··· Working data ···

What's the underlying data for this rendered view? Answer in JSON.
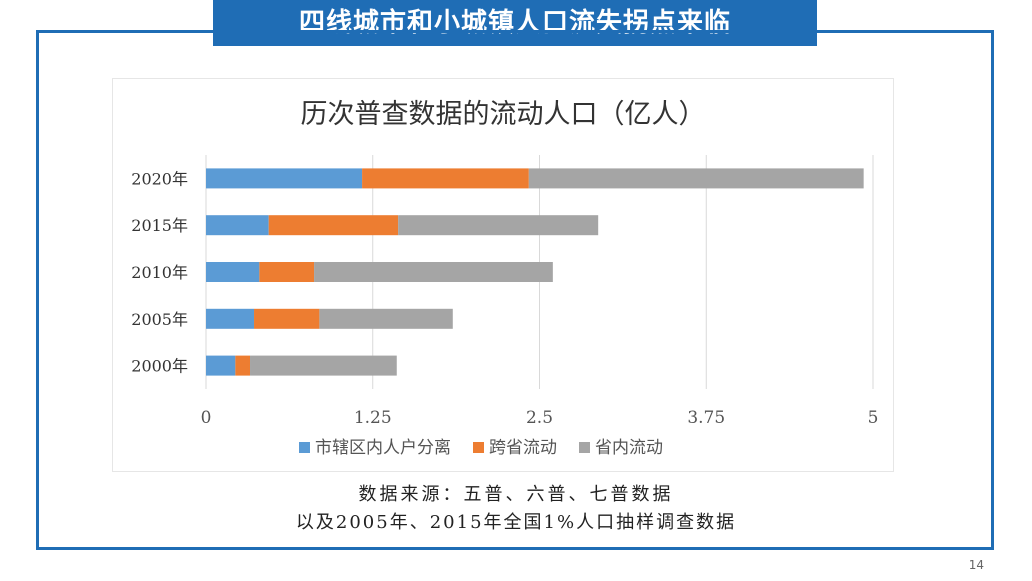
{
  "slide": {
    "title": "四线城市和小城镇人口流失拐点来临",
    "source_line1": "数据来源：五普、六普、七普数据",
    "source_line2": "以及2005年、2015年全国1%人口抽样调查数据",
    "page_number": "14"
  },
  "colors": {
    "banner": "#1f6db5",
    "series": [
      "#5b9bd5",
      "#ed7d31",
      "#a5a5a5"
    ]
  },
  "chart_data": {
    "type": "bar",
    "orientation": "horizontal",
    "stacked": true,
    "title": "历次普查数据的流动人口（亿人）",
    "categories": [
      "2020年",
      "2015年",
      "2010年",
      "2005年",
      "2000年"
    ],
    "series": [
      {
        "name": "市辖区内人户分离",
        "values": [
          1.17,
          0.47,
          0.4,
          0.36,
          0.22
        ]
      },
      {
        "name": "跨省流动",
        "values": [
          1.25,
          0.97,
          0.41,
          0.49,
          0.11
        ]
      },
      {
        "name": "省内流动",
        "values": [
          2.51,
          1.5,
          1.79,
          1.0,
          1.1
        ]
      }
    ],
    "x_ticks": [
      "0",
      "1.25",
      "2.5",
      "3.75",
      "5"
    ],
    "xlim": [
      0,
      5
    ],
    "grid": true,
    "legend": "bottom"
  }
}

···

#### Problem to solve:
Transcribe the full listing character for character. Pictures are excluded.

#### Written solution:
What's the underlying data for this rendered view? Answer in JSON.
{
  "slide": {
    "title": "四线城市和小城镇人口流失拐点来临",
    "source_line1": "数据来源：五普、六普、七普数据",
    "source_line2": "以及2005年、2015年全国1%人口抽样调查数据",
    "page_number": "14"
  },
  "colors": {
    "banner": "#1f6db5",
    "series": [
      "#5b9bd5",
      "#ed7d31",
      "#a5a5a5"
    ]
  },
  "chart_data": {
    "type": "bar",
    "orientation": "horizontal",
    "stacked": true,
    "title": "历次普查数据的流动人口（亿人）",
    "categories": [
      "2020年",
      "2015年",
      "2010年",
      "2005年",
      "2000年"
    ],
    "series": [
      {
        "name": "市辖区内人户分离",
        "values": [
          1.17,
          0.47,
          0.4,
          0.36,
          0.22
        ]
      },
      {
        "name": "跨省流动",
        "values": [
          1.25,
          0.97,
          0.41,
          0.49,
          0.11
        ]
      },
      {
        "name": "省内流动",
        "values": [
          2.51,
          1.5,
          1.79,
          1.0,
          1.1
        ]
      }
    ],
    "x_ticks": [
      "0",
      "1.25",
      "2.5",
      "3.75",
      "5"
    ],
    "xlim": [
      0,
      5
    ],
    "grid": true,
    "legend": "bottom"
  }
}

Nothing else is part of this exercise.